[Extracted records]
start
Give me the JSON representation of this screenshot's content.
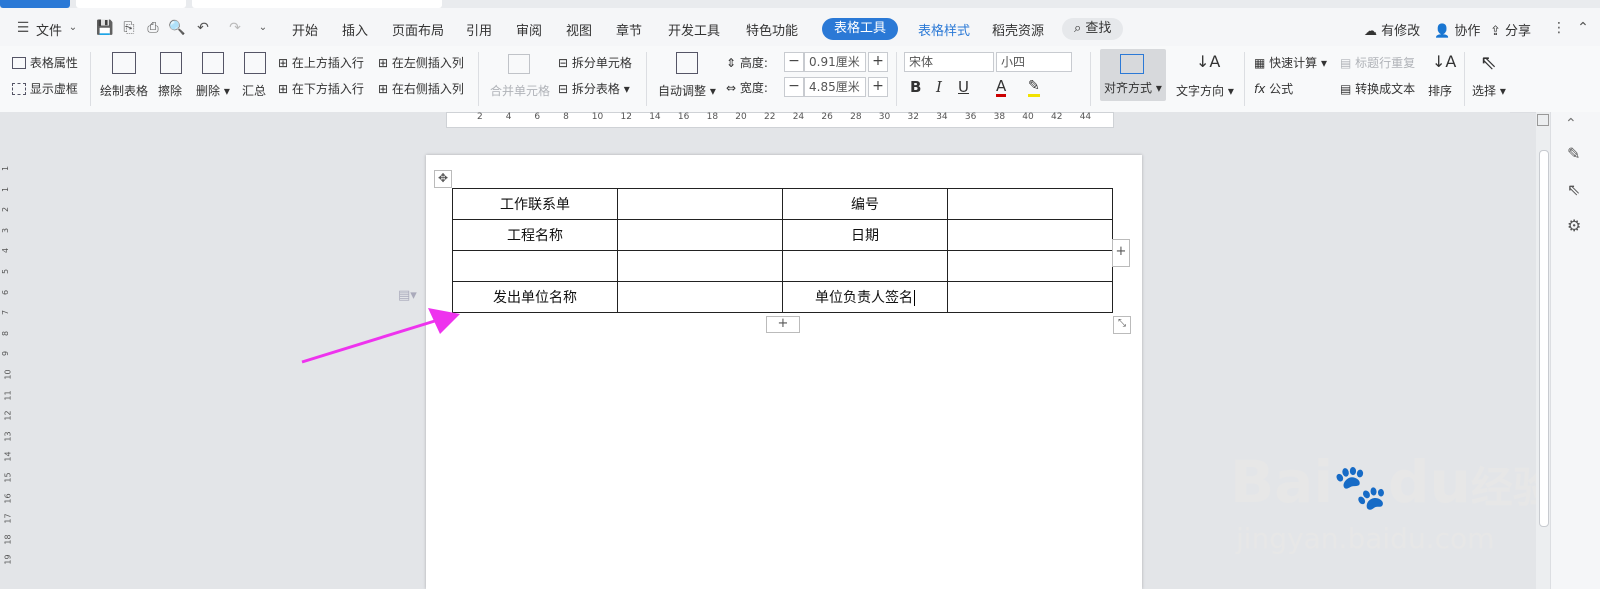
{
  "menubar": {
    "file_label": "文件",
    "tabs": [
      "开始",
      "插入",
      "页面布局",
      "引用",
      "审阅",
      "视图",
      "章节",
      "开发工具",
      "特色功能"
    ],
    "active_tab": "表格工具",
    "context_tab": "表格样式",
    "resources": "稻壳资源",
    "search": "查找",
    "has_changes": "有修改",
    "collab": "协作",
    "share": "分享"
  },
  "ribbon": {
    "table_props": "表格属性",
    "show_gridlines": "显示虚框",
    "draw_table": "绘制表格",
    "erase": "擦除",
    "delete": "删除",
    "summary": "汇总",
    "insert_above": "在上方插入行",
    "insert_below": "在下方插入行",
    "insert_left": "在左侧插入列",
    "insert_right": "在右侧插入列",
    "merge_cells": "合并单元格",
    "split_cells": "拆分单元格",
    "split_table": "拆分表格",
    "auto_fit": "自动调整",
    "height_label": "高度:",
    "height_value": "0.91厘米",
    "width_label": "宽度:",
    "width_value": "4.85厘米",
    "font_name": "宋体",
    "font_size": "小四",
    "bold": "B",
    "italic": "I",
    "underline": "U",
    "font_color": "A",
    "align": "对齐方式",
    "text_direction": "文字方向",
    "quick_calc": "快速计算",
    "formula": "公式",
    "repeat_header": "标题行重复",
    "to_text": "转换成文本",
    "sort": "排序",
    "select": "选择"
  },
  "ruler_marks": [
    "2",
    "4",
    "6",
    "8",
    "10",
    "12",
    "14",
    "16",
    "18",
    "20",
    "22",
    "24",
    "26",
    "28",
    "30",
    "32",
    "34",
    "36",
    "38",
    "40",
    "42",
    "44"
  ],
  "vruler_marks": [
    "1",
    "1",
    "2",
    "3",
    "4",
    "5",
    "6",
    "7",
    "8",
    "9",
    "10",
    "11",
    "12",
    "13",
    "14",
    "15",
    "16",
    "17",
    "18",
    "19"
  ],
  "table": {
    "rows": [
      [
        "工作联系单",
        "",
        "编号",
        ""
      ],
      [
        "工程名称",
        "",
        "日期",
        ""
      ],
      [
        "",
        "",
        "",
        ""
      ],
      [
        "发出单位名称",
        "",
        "单位负责人签名",
        ""
      ]
    ]
  },
  "watermark": {
    "brand": "Bai",
    "brand2": "du",
    "suffix": "经验",
    "url": "jingyan.baidu.com"
  },
  "colors": {
    "accent": "#2b79d6",
    "arrow": "#ee33ee"
  }
}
end
## Exercise description
Transcribe the full listing above exactly as it stands, minus the pictures.

## Exercise answer
Give me the JSON representation of this screenshot's content.
{
  "menubar": {
    "file_label": "文件",
    "tabs": [
      "开始",
      "插入",
      "页面布局",
      "引用",
      "审阅",
      "视图",
      "章节",
      "开发工具",
      "特色功能"
    ],
    "active_tab": "表格工具",
    "context_tab": "表格样式",
    "resources": "稻壳资源",
    "search": "查找",
    "has_changes": "有修改",
    "collab": "协作",
    "share": "分享"
  },
  "ribbon": {
    "table_props": "表格属性",
    "show_gridlines": "显示虚框",
    "draw_table": "绘制表格",
    "erase": "擦除",
    "delete": "删除",
    "summary": "汇总",
    "insert_above": "在上方插入行",
    "insert_below": "在下方插入行",
    "insert_left": "在左侧插入列",
    "insert_right": "在右侧插入列",
    "merge_cells": "合并单元格",
    "split_cells": "拆分单元格",
    "split_table": "拆分表格",
    "auto_fit": "自动调整",
    "height_label": "高度:",
    "height_value": "0.91厘米",
    "width_label": "宽度:",
    "width_value": "4.85厘米",
    "font_name": "宋体",
    "font_size": "小四",
    "bold": "B",
    "italic": "I",
    "underline": "U",
    "font_color": "A",
    "align": "对齐方式",
    "text_direction": "文字方向",
    "quick_calc": "快速计算",
    "formula": "公式",
    "repeat_header": "标题行重复",
    "to_text": "转换成文本",
    "sort": "排序",
    "select": "选择"
  },
  "ruler_marks": [
    "2",
    "4",
    "6",
    "8",
    "10",
    "12",
    "14",
    "16",
    "18",
    "20",
    "22",
    "24",
    "26",
    "28",
    "30",
    "32",
    "34",
    "36",
    "38",
    "40",
    "42",
    "44"
  ],
  "vruler_marks": [
    "1",
    "1",
    "2",
    "3",
    "4",
    "5",
    "6",
    "7",
    "8",
    "9",
    "10",
    "11",
    "12",
    "13",
    "14",
    "15",
    "16",
    "17",
    "18",
    "19"
  ],
  "table": {
    "rows": [
      [
        "工作联系单",
        "",
        "编号",
        ""
      ],
      [
        "工程名称",
        "",
        "日期",
        ""
      ],
      [
        "",
        "",
        "",
        ""
      ],
      [
        "发出单位名称",
        "",
        "单位负责人签名",
        ""
      ]
    ]
  },
  "watermark": {
    "brand": "Bai",
    "brand2": "du",
    "suffix": "经验",
    "url": "jingyan.baidu.com"
  },
  "colors": {
    "accent": "#2b79d6",
    "arrow": "#ee33ee"
  }
}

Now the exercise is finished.